**WHAT TO PRODUCE**
Skip every picture and transcribe the remaining material exactly.

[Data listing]
= = = = = = =
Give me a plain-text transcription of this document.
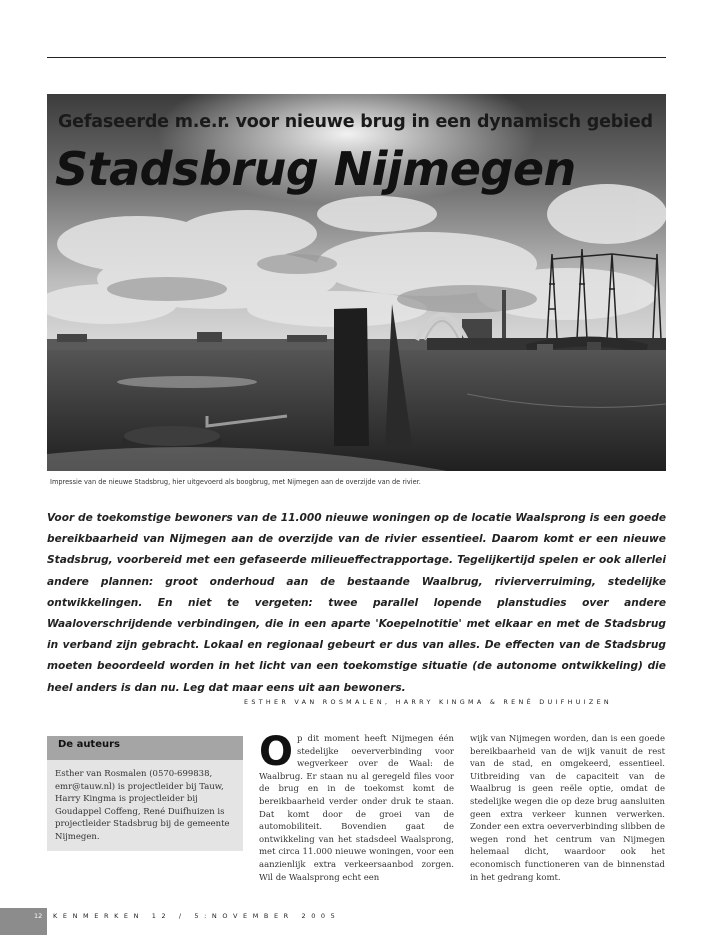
Gefaseerde m.e.r. voor nieuwe brug in een dynamisch gebied
Stadsbrug Nijmegen
Impressie van de nieuwe Stadsbrug, hier uitgevoerd als boogbrug, met Nijmegen aan de overzijde van de rivier.
Voor de toekomstige bewoners van de 11.000 nieuwe woningen op de locatie Waalsprong is een goede bereikbaarheid van Nijmegen aan de overzijde van de rivier essentieel. Daarom komt er een nieuwe Stadsbrug, voorbereid met een gefaseerde milieueffectrapportage. Tegelijkertijd spelen er ook allerlei andere plannen: groot onderhoud aan de bestaande Waalbrug, rivierverruiming, stedelijke ontwikkelingen. En niet te vergeten: twee parallel lopende planstudies over andere Waaloverschrijdende verbindingen, die in een aparte 'Koepelnotitie' met elkaar en met de Stadsbrug in verband zijn gebracht. Lokaal en regionaal gebeurt er dus van alles. De effecten van de Stadsbrug moeten beoordeeld worden in het licht van een toekomstige situatie (de autonome ontwikkeling) die heel anders is dan nu. Leg dat maar eens uit aan bewoners.
ESTHER VAN ROSMALEN, HARRY KINGMA & RENÉ DUIFHUIZEN
De auteurs
Esther van Rosmalen (0570-699838, emr@tauw.nl) is projectleider bij Tauw, Harry Kingma is projectleider bij Goudappel Coffeng, René Duifhuizen is projectleider Stadsbrug bij de gemeente Nijmegen.
Op dit moment heeft Nijmegen één stedelijke oeververbinding voor wegverkeer over de Waal: de Waalbrug. Er staan nu al geregeld files voor de brug en in de toekomst komt de bereikbaarheid verder onder druk te staan. Dat komt door de groei van de automobiliteit. Bovendien gaat de ontwikkeling van het stadsdeel Waalsprong, met circa 11.000 nieuwe woningen, voor een aanzienlijk extra verkeersaanbod zorgen. Wil de Waalsprong echt een
wijk van Nijmegen worden, dan is een goede bereikbaarheid van de wijk vanuit de rest van de stad, en omgekeerd, essentieel. Uitbreiding van de capaciteit van de Waalbrug is geen reële optie, omdat de stedelijke wegen die op deze brug aansluiten geen extra verkeer kunnen verwerken. Zonder een extra oeververbinding slibben de wegen rond het centrum van Nijmegen helemaal dicht, waardoor ook het economisch functioneren van de binnenstad in het gedrang komt.
12 KENMERKEN 12 / 5:NOVEMBER 2005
= = = = = = =
**PROBLEM SOLUTION**
Give me a plain-text transcription of this document.
Gefaseerde m.e.r. voor nieuwe brug in een dynamisch gebied
Stadsbrug Nijmegen
Impressie van de nieuwe Stadsbrug, hier uitgevoerd als boogbrug, met Nijmegen aan de overzijde van de rivier.
Voor de toekomstige bewoners van de 11.000 nieuwe woningen op de locatie Waalsprong is een goede bereikbaarheid van Nijmegen aan de overzijde van de rivier essentieel. Daarom komt er een nieuwe Stadsbrug, voorbereid met een gefaseerde milieueffectrapportage. Tegelijkertijd spelen er ook allerlei andere plannen: groot onderhoud aan de bestaande Waalbrug, rivierverruiming, stedelijke ontwikkelingen. En niet te vergeten: twee parallel lopende planstudies over andere Waaloverschrijdende verbindingen, die in een aparte 'Koepelnotitie' met elkaar en met de Stadsbrug in verband zijn gebracht. Lokaal en regionaal gebeurt er dus van alles. De effecten van de Stadsbrug moeten beoordeeld worden in het licht van een toekomstige situatie (de autonome ontwikkeling) die heel anders is dan nu. Leg dat maar eens uit aan bewoners.
ESTHER VAN ROSMALEN, HARRY KINGMA & RENÉ DUIFHUIZEN
De auteurs
Esther van Rosmalen (0570-699838, emr@tauw.nl) is projectleider bij Tauw, Harry Kingma is projectleider bij Goudappel Coffeng, René Duifhuizen is projectleider Stadsbrug bij de gemeente Nijmegen.
Op dit moment heeft Nijmegen één stedelijke oeververbinding voor wegverkeer over de Waal: de Waalbrug. Er staan nu al geregeld files voor de brug en in de toekomst komt de bereikbaarheid verder onder druk te staan. Dat komt door de groei van de automobiliteit. Bovendien gaat de ontwikkeling van het stadsdeel Waalsprong, met circa 11.000 nieuwe woningen, voor een aanzienlijk extra verkeersaanbod zorgen. Wil de Waalsprong echt een
wijk van Nijmegen worden, dan is een goede bereikbaarheid van de wijk vanuit de rest van de stad, en omgekeerd, essentieel. Uitbreiding van de capaciteit van de Waalbrug is geen reële optie, omdat de stedelijke wegen die op deze brug aansluiten geen extra verkeer kunnen verwerken. Zonder een extra oeververbinding slibben de wegen rond het centrum van Nijmegen helemaal dicht, waardoor ook het economisch functioneren van de binnenstad in het gedrang komt.
12 KENMERKEN 12 / 5:NOVEMBER 2005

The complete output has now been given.